__EXTRACTED INFORMATION__:

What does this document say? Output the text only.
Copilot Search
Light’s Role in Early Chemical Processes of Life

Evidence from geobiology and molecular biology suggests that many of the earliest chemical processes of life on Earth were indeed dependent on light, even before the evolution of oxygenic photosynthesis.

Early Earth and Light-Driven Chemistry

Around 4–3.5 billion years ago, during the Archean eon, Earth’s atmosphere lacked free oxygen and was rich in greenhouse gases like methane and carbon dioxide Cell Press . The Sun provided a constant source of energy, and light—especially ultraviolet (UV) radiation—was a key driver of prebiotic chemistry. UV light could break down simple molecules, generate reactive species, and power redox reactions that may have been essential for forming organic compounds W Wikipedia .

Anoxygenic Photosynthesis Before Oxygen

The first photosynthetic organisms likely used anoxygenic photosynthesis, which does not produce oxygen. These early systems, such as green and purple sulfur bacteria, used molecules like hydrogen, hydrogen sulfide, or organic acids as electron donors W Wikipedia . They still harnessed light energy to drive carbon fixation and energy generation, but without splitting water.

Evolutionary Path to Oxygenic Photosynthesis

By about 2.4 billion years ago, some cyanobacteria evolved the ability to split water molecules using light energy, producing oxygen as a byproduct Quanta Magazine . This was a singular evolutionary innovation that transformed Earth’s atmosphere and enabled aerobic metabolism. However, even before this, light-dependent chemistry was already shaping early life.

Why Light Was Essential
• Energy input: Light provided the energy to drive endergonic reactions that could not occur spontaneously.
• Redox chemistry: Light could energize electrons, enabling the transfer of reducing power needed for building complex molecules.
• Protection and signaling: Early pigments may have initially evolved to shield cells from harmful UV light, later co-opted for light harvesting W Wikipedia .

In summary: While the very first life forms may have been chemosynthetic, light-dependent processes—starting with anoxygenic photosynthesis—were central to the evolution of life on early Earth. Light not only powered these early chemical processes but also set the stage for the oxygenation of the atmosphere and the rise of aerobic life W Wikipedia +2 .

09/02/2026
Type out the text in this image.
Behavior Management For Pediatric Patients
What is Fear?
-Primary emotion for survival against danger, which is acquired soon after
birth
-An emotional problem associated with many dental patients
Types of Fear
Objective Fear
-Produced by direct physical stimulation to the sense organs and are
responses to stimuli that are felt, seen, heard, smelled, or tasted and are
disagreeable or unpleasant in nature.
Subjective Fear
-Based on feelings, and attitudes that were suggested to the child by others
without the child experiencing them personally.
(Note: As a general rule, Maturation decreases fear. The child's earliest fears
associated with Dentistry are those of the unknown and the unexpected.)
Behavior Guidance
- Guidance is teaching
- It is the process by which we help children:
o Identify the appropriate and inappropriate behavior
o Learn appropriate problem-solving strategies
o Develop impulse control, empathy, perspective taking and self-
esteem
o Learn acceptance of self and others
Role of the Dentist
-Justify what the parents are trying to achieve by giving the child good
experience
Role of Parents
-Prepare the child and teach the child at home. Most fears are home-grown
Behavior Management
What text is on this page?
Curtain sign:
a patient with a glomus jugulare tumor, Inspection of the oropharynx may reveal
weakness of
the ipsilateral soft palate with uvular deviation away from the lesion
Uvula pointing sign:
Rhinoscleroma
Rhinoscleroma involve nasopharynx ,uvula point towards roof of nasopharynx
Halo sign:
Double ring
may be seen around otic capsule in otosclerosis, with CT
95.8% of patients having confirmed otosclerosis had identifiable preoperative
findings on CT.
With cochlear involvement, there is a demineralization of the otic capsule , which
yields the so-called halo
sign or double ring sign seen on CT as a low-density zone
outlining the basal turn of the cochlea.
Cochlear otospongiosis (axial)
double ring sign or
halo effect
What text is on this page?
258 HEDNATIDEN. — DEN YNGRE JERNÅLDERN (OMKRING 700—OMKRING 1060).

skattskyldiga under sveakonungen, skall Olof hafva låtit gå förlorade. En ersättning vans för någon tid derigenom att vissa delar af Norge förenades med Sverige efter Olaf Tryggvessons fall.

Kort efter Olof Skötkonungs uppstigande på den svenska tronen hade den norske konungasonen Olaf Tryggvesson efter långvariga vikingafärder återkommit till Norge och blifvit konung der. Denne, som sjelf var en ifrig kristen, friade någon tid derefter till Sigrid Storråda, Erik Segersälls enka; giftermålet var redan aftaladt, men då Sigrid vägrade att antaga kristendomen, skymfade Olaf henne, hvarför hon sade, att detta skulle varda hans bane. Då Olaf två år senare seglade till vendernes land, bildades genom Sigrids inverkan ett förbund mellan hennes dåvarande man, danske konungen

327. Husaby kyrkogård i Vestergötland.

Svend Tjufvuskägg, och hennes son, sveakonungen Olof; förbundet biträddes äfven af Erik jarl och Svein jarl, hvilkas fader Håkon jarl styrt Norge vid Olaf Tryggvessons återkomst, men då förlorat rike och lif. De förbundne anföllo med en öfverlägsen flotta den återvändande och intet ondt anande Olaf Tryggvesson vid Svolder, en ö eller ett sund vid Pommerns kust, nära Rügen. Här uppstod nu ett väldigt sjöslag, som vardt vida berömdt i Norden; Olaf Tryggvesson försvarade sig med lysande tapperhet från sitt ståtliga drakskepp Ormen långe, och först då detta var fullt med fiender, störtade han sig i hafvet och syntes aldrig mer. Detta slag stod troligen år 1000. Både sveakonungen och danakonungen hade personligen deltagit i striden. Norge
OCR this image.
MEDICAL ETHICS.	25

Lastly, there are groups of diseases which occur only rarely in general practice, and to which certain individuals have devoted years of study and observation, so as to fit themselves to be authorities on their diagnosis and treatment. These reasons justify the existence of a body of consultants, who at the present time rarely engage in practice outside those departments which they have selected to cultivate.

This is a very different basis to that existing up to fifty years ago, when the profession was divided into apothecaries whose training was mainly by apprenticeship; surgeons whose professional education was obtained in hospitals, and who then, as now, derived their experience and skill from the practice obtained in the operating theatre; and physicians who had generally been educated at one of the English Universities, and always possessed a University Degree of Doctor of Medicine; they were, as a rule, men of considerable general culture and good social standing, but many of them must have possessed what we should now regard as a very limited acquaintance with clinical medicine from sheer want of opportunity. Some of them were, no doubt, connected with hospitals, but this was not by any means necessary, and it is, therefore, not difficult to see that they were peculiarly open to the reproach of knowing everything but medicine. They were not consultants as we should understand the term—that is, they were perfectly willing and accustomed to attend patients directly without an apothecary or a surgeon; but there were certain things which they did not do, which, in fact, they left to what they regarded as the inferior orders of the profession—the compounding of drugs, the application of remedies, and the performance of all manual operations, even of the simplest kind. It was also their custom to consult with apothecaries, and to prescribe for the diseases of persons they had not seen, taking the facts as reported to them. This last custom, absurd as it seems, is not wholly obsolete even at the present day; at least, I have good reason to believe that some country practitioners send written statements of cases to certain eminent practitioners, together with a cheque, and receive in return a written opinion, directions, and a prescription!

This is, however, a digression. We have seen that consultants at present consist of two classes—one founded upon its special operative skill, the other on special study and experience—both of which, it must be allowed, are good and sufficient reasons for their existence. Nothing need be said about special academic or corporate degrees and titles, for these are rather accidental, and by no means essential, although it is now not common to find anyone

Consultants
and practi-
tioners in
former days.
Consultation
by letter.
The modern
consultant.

__DIRECTIONS__:
Output the records exactly, including every line.

__OUTPUT OF THE EXERCISE__:
What does this document say? Output the text only.
Copilot Search
Light’s Role in Early Chemical Processes of Life

Evidence from geobiology and molecular biology suggests that many of the earliest chemical processes of life on Earth were indeed dependent on light, even before the evolution of oxygenic photosynthesis.

Early Earth and Light-Driven Chemistry

Around 4–3.5 billion years ago, during the Archean eon, Earth’s atmosphere lacked free oxygen and was rich in greenhouse gases like methane and carbon dioxide Cell Press . The Sun provided a constant source of energy, and light—especially ultraviolet (UV) radiation—was a key driver of prebiotic chemistry. UV light could break down simple molecules, generate reactive species, and power redox reactions that may have been essential for forming organic compounds W Wikipedia .

Anoxygenic Photosynthesis Before Oxygen

The first photosynthetic organisms likely used anoxygenic photosynthesis, which does not produce oxygen. These early systems, such as green and purple sulfur bacteria, used molecules like hydrogen, hydrogen sulfide, or organic acids as electron donors W Wikipedia . They still harnessed light energy to drive carbon fixation and energy generation, but without splitting water.

Evolutionary Path to Oxygenic Photosynthesis

By about 2.4 billion years ago, some cyanobacteria evolved the ability to split water molecules using light energy, producing oxygen as a byproduct Quanta Magazine . This was a singular evolutionary innovation that transformed Earth’s atmosphere and enabled aerobic metabolism. However, even before this, light-dependent chemistry was already shaping early life.

Why Light Was Essential
• Energy input: Light provided the energy to drive endergonic reactions that could not occur spontaneously.
• Redox chemistry: Light could energize electrons, enabling the transfer of reducing power needed for building complex molecules.
• Protection and signaling: Early pigments may have initially evolved to shield cells from harmful UV light, later co-opted for light harvesting W Wikipedia .

In summary: While the very first life forms may have been chemosynthetic, light-dependent processes—starting with anoxygenic photosynthesis—were central to the evolution of life on early Earth. Light not only powered these early chemical processes but also set the stage for the oxygenation of the atmosphere and the rise of aerobic life W Wikipedia +2 .

09/02/2026
Type out the text in this image.
Behavior Management For Pediatric Patients
What is Fear?
-Primary emotion for survival against danger, which is acquired soon after
birth
-An emotional problem associated with many dental patients
Types of Fear
Objective Fear
-Produced by direct physical stimulation to the sense organs and are
responses to stimuli that are felt, seen, heard, smelled, or tasted and are
disagreeable or unpleasant in nature.
Subjective Fear
-Based on feelings, and attitudes that were suggested to the child by others
without the child experiencing them personally.
(Note: As a general rule, Maturation decreases fear. The child's earliest fears
associated with Dentistry are those of the unknown and the unexpected.)
Behavior Guidance
- Guidance is teaching
- It is the process by which we help children:
o Identify the appropriate and inappropriate behavior
o Learn appropriate problem-solving strategies
o Develop impulse control, empathy, perspective taking and self-
esteem
o Learn acceptance of self and others
Role of the Dentist
-Justify what the parents are trying to achieve by giving the child good
experience
Role of Parents
-Prepare the child and teach the child at home. Most fears are home-grown
Behavior Management
What text is on this page?
Curtain sign:
a patient with a glomus jugulare tumor, Inspection of the oropharynx may reveal
weakness of
the ipsilateral soft palate with uvular deviation away from the lesion
Uvula pointing sign:
Rhinoscleroma
Rhinoscleroma involve nasopharynx ,uvula point towards roof of nasopharynx
Halo sign:
Double ring
may be seen around otic capsule in otosclerosis, with CT
95.8% of patients having confirmed otosclerosis had identifiable preoperative
findings on CT.
With cochlear involvement, there is a demineralization of the otic capsule , which
yields the so-called halo
sign or double ring sign seen on CT as a low-density zone
outlining the basal turn of the cochlea.
Cochlear otospongiosis (axial)
double ring sign or
halo effect
What text is on this page?
258 HEDNATIDEN. — DEN YNGRE JERNÅLDERN (OMKRING 700—OMKRING 1060).

skattskyldiga under sveakonungen, skall Olof hafva låtit gå förlorade. En ersättning vans för någon tid derigenom att vissa delar af Norge förenades med Sverige efter Olaf Tryggvessons fall.

Kort efter Olof Skötkonungs uppstigande på den svenska tronen hade den norske konungasonen Olaf Tryggvesson efter långvariga vikingafärder återkommit till Norge och blifvit konung der. Denne, som sjelf var en ifrig kristen, friade någon tid derefter till Sigrid Storråda, Erik Segersälls enka; giftermålet var redan aftaladt, men då Sigrid vägrade att antaga kristendomen, skymfade Olaf henne, hvarför hon sade, att detta skulle varda hans bane. Då Olaf två år senare seglade till vendernes land, bildades genom Sigrids inverkan ett förbund mellan hennes dåvarande man, danske konungen

327. Husaby kyrkogård i Vestergötland.

Svend Tjufvuskägg, och hennes son, sveakonungen Olof; förbundet biträddes äfven af Erik jarl och Svein jarl, hvilkas fader Håkon jarl styrt Norge vid Olaf Tryggvessons återkomst, men då förlorat rike och lif. De förbundne anföllo med en öfverlägsen flotta den återvändande och intet ondt anande Olaf Tryggvesson vid Svolder, en ö eller ett sund vid Pommerns kust, nära Rügen. Här uppstod nu ett väldigt sjöslag, som vardt vida berömdt i Norden; Olaf Tryggvesson försvarade sig med lysande tapperhet från sitt ståtliga drakskepp Ormen långe, och först då detta var fullt med fiender, störtade han sig i hafvet och syntes aldrig mer. Detta slag stod troligen år 1000. Både sveakonungen och danakonungen hade personligen deltagit i striden. Norge
OCR this image.
MEDICAL ETHICS.	25

Lastly, there are groups of diseases which occur only rarely in general practice, and to which certain individuals have devoted years of study and observation, so as to fit themselves to be authorities on their diagnosis and treatment. These reasons justify the existence of a body of consultants, who at the present time rarely engage in practice outside those departments which they have selected to cultivate.

This is a very different basis to that existing up to fifty years ago, when the profession was divided into apothecaries whose training was mainly by apprenticeship; surgeons whose professional education was obtained in hospitals, and who then, as now, derived their experience and skill from the practice obtained in the operating theatre; and physicians who had generally been educated at one of the English Universities, and always possessed a University Degree of Doctor of Medicine; they were, as a rule, men of considerable general culture and good social standing, but many of them must have possessed what we should now regard as a very limited acquaintance with clinical medicine from sheer want of opportunity. Some of them were, no doubt, connected with hospitals, but this was not by any means necessary, and it is, therefore, not difficult to see that they were peculiarly open to the reproach of knowing everything but medicine. They were not consultants as we should understand the term—that is, they were perfectly willing and accustomed to attend patients directly without an apothecary or a surgeon; but there were certain things which they did not do, which, in fact, they left to what they regarded as the inferior orders of the profession—the compounding of drugs, the application of remedies, and the performance of all manual operations, even of the simplest kind. It was also their custom to consult with apothecaries, and to prescribe for the diseases of persons they had not seen, taking the facts as reported to them. This last custom, absurd as it seems, is not wholly obsolete even at the present day; at least, I have good reason to believe that some country practitioners send written statements of cases to certain eminent practitioners, together with a cheque, and receive in return a written opinion, directions, and a prescription!

This is, however, a digression. We have seen that consultants at present consist of two classes—one founded upon its special operative skill, the other on special study and experience—both of which, it must be allowed, are good and sufficient reasons for their existence. Nothing need be said about special academic or corporate degrees and titles, for these are rather accidental, and by no means essential, although it is now not common to find anyone

Consultants
and practi-
tioners in
former days.
Consultation
by letter.
The modern
consultant.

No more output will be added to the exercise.